Dataset items
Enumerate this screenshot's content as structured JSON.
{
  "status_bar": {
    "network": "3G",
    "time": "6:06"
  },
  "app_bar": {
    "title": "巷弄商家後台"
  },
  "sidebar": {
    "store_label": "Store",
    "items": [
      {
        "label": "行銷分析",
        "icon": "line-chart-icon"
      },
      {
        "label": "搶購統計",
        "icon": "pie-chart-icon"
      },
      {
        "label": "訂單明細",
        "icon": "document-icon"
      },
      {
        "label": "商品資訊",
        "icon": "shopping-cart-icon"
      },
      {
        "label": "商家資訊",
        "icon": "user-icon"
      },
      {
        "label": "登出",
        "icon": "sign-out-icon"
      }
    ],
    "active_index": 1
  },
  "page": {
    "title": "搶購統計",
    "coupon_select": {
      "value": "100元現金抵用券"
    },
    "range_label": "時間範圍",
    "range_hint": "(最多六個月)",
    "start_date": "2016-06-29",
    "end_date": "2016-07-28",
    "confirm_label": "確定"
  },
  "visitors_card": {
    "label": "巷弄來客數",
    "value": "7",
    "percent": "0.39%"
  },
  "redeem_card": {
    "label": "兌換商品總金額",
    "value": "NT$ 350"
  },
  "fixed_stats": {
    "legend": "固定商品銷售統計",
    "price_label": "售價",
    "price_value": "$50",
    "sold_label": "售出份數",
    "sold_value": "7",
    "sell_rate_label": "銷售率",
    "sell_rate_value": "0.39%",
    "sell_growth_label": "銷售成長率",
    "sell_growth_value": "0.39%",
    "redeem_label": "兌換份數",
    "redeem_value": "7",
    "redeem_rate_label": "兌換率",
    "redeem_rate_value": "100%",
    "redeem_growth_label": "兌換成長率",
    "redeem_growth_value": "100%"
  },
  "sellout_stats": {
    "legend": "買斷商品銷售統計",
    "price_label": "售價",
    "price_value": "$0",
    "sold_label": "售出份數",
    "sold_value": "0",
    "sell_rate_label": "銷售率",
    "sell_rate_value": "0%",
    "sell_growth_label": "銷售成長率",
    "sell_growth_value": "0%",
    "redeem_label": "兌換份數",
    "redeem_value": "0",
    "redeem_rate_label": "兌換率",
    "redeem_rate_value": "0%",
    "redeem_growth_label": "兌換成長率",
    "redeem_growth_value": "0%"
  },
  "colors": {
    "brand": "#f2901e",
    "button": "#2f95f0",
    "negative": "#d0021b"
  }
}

Exercise prompt:
Pick out all lines containing the string "icon".

Solution to this problem:
        "icon": "line-chart-icon"
        "icon": "pie-chart-icon"
        "icon": "document-icon"
        "icon": "shopping-cart-icon"
        "icon": "user-icon"
        "icon": "sign-out-icon"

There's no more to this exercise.